» What needs to be done:
Copy the lines holding the word "выявить", all of them.

» Dataset records:
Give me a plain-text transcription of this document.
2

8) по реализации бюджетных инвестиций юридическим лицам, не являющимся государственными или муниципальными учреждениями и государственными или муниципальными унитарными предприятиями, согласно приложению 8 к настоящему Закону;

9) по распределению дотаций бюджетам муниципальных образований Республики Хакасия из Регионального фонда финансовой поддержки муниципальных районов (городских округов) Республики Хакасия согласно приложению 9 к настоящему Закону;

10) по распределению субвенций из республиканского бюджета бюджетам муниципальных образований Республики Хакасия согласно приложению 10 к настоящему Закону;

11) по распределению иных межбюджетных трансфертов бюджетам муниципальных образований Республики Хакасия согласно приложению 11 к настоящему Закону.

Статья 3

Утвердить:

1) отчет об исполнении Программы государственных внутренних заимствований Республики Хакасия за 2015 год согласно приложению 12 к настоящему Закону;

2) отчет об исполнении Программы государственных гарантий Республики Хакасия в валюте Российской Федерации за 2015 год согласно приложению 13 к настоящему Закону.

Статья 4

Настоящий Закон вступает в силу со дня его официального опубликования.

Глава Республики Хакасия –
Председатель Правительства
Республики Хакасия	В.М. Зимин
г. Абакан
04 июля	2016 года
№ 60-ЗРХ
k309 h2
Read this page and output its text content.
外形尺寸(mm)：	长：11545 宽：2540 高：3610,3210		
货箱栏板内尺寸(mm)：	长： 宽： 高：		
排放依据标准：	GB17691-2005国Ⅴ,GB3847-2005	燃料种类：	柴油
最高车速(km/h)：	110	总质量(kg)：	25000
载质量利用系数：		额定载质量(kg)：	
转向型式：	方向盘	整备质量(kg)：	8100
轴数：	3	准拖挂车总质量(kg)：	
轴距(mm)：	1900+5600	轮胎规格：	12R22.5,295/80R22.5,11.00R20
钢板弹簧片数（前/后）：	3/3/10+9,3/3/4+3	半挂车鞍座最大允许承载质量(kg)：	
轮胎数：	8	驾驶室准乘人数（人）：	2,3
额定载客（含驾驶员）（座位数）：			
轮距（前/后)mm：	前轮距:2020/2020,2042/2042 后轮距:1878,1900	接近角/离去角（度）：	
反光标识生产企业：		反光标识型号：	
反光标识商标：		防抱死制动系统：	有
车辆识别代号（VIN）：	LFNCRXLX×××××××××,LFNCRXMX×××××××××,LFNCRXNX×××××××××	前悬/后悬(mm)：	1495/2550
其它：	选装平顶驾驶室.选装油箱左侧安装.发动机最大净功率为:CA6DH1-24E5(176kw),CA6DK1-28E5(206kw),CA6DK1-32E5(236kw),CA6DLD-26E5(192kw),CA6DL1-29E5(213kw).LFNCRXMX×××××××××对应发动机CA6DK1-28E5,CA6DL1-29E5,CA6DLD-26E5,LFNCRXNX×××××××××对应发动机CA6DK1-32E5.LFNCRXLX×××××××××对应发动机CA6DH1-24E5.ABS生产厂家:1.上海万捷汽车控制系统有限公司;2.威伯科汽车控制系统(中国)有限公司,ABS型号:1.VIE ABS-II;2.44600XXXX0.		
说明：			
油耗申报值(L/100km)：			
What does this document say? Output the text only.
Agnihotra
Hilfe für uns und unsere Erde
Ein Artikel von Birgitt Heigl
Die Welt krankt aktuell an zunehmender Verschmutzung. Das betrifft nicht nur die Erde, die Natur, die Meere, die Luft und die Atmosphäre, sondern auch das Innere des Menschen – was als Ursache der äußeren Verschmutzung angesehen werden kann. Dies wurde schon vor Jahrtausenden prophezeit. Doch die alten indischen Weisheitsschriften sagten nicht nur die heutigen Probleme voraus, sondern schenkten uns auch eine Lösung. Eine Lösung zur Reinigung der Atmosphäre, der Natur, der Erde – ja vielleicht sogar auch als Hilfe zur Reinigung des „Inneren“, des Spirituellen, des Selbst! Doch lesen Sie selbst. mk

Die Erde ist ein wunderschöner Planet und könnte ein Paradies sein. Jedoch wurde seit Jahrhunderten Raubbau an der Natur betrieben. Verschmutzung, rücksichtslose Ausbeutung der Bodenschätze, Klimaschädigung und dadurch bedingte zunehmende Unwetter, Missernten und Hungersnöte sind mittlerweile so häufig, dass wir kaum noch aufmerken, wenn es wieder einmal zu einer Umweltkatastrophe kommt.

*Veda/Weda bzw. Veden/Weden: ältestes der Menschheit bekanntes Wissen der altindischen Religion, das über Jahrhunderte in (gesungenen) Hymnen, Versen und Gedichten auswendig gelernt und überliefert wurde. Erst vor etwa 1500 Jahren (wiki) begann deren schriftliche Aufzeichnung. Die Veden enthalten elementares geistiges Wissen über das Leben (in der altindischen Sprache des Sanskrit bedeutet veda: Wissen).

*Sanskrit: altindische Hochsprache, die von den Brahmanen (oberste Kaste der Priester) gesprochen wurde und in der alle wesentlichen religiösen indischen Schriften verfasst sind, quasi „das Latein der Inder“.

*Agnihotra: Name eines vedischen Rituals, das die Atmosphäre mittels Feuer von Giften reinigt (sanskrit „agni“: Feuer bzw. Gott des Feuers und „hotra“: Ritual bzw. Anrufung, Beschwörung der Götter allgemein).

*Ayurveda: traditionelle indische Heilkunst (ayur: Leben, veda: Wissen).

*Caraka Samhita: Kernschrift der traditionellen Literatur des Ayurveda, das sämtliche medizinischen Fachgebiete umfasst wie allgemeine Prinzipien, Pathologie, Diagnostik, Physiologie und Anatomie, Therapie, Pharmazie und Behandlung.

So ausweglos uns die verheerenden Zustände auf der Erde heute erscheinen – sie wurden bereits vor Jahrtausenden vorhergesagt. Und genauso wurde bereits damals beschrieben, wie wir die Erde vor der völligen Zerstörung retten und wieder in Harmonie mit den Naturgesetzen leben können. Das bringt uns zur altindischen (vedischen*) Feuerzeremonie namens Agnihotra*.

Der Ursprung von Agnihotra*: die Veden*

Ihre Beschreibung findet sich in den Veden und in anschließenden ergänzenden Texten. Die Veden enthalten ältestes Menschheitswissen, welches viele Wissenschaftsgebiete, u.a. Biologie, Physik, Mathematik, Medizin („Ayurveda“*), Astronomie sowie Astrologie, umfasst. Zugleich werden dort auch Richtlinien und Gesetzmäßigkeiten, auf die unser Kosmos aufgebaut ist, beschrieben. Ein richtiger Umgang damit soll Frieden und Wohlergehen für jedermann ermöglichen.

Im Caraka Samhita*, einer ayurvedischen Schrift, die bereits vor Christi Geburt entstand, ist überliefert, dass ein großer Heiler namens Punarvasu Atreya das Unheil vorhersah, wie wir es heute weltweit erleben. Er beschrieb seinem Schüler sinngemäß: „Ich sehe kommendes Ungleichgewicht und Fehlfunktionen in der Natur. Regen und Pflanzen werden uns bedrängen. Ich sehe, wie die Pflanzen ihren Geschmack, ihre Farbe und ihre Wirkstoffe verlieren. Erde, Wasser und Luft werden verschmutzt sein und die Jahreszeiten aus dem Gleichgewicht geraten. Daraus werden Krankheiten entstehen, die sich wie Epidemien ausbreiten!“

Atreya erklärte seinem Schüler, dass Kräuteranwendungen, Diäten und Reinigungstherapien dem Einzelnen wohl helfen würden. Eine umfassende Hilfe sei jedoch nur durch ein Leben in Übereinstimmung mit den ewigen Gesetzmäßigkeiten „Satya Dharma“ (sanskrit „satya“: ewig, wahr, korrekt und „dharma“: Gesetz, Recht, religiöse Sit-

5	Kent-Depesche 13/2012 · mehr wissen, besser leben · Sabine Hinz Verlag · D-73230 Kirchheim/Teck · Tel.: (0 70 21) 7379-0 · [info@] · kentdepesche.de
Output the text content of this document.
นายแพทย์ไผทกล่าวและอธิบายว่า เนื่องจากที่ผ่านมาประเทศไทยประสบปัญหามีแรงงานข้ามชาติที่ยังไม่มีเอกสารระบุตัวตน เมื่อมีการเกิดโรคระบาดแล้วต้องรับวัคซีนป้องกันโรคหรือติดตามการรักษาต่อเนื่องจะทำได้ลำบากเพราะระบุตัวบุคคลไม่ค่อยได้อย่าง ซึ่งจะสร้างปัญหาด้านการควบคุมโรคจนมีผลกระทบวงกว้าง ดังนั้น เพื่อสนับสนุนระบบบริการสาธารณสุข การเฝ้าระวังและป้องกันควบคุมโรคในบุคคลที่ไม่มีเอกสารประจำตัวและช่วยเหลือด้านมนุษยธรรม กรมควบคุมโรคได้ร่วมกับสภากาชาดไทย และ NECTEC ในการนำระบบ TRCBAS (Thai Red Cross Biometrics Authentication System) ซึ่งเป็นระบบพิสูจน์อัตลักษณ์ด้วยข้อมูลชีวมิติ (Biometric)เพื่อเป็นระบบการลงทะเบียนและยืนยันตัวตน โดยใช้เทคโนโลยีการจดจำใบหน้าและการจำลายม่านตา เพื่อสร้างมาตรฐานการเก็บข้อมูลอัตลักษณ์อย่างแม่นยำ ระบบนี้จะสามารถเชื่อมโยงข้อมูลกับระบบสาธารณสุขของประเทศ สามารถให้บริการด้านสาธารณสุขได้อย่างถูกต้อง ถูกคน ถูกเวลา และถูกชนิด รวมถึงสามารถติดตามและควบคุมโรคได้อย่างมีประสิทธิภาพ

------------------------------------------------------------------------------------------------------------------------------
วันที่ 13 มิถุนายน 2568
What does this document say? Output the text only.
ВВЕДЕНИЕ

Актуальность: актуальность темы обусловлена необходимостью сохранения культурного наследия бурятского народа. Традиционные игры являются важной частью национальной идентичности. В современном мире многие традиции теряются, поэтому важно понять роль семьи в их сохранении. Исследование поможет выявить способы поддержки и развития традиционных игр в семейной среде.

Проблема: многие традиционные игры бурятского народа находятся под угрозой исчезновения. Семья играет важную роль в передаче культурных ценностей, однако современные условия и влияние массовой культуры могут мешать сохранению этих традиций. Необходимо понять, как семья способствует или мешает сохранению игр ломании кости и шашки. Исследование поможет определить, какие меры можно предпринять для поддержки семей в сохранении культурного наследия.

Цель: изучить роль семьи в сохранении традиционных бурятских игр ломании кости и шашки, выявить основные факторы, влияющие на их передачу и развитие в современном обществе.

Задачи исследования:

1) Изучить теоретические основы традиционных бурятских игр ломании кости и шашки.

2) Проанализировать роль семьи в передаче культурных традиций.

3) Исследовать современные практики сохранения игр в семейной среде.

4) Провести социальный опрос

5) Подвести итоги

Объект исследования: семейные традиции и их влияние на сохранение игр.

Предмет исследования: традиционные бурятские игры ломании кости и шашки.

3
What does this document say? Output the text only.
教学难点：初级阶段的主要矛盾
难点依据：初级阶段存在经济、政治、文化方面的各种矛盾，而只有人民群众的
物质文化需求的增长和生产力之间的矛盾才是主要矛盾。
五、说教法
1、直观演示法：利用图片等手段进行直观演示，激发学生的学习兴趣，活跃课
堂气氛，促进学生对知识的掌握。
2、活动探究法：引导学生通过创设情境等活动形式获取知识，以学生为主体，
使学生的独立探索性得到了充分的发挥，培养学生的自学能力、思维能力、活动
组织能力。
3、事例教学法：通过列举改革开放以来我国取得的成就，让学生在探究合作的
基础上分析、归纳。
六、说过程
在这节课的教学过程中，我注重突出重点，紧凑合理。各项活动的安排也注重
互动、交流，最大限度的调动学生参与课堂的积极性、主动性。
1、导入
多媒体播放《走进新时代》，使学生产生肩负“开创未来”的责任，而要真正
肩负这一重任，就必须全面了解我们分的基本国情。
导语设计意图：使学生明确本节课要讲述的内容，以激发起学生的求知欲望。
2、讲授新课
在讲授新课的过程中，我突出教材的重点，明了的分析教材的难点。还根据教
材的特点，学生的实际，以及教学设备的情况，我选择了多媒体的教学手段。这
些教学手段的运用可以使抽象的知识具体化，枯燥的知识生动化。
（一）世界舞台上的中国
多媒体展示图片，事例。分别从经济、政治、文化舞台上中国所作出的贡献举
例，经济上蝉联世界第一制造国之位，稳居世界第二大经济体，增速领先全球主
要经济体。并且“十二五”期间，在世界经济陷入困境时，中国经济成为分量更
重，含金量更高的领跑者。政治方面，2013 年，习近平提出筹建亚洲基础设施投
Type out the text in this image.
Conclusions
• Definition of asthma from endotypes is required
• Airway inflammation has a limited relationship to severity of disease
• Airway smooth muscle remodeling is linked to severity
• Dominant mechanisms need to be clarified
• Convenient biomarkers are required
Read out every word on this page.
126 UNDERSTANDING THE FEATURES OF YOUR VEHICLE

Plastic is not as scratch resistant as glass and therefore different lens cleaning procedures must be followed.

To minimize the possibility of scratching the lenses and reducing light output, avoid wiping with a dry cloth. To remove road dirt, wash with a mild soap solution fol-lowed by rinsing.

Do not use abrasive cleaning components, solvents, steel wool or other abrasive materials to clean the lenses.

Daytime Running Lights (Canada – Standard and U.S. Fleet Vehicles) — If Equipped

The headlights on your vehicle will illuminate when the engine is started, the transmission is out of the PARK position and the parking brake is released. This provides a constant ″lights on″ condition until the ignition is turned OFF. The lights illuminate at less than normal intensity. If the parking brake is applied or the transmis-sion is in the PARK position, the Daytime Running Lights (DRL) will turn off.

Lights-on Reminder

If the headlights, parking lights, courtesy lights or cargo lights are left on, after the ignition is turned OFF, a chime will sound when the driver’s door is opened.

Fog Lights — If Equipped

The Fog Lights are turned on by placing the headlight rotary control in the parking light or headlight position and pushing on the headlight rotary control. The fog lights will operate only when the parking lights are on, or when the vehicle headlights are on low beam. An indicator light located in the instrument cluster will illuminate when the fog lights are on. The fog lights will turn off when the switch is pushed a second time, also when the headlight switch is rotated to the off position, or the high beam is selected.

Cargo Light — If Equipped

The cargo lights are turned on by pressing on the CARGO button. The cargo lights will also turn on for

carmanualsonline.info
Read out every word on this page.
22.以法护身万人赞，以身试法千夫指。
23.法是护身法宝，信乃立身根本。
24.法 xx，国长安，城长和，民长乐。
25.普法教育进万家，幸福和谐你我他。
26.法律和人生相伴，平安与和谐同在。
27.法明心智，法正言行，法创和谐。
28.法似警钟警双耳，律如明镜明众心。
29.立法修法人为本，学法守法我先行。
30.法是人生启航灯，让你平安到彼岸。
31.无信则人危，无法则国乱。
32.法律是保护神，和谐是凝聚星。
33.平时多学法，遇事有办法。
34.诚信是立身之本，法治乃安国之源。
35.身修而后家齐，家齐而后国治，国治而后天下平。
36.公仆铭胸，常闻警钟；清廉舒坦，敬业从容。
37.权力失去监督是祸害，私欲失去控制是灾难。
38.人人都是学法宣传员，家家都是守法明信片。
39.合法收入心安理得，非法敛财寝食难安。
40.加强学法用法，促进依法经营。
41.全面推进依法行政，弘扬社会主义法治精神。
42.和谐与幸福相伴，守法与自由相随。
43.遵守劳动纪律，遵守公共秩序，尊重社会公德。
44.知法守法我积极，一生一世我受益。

» Written answer:
Актуальность: актуальность темы обусловлена необходимостью сохранения культурного наследия бурятского народа. Традиционные игры являются важной частью национальной идентичности. В современном мире многие традиции теряются, поэтому важно понять роль семьи в их сохранении. Исследование поможет выявить способы поддержки и развития традиционных игр в семейной среде.
Цель: изучить роль семьи в сохранении традиционных бурятских игр ломании кости и шашки, выявить основные факторы, влияющие на их передачу и развитие в современном обществе.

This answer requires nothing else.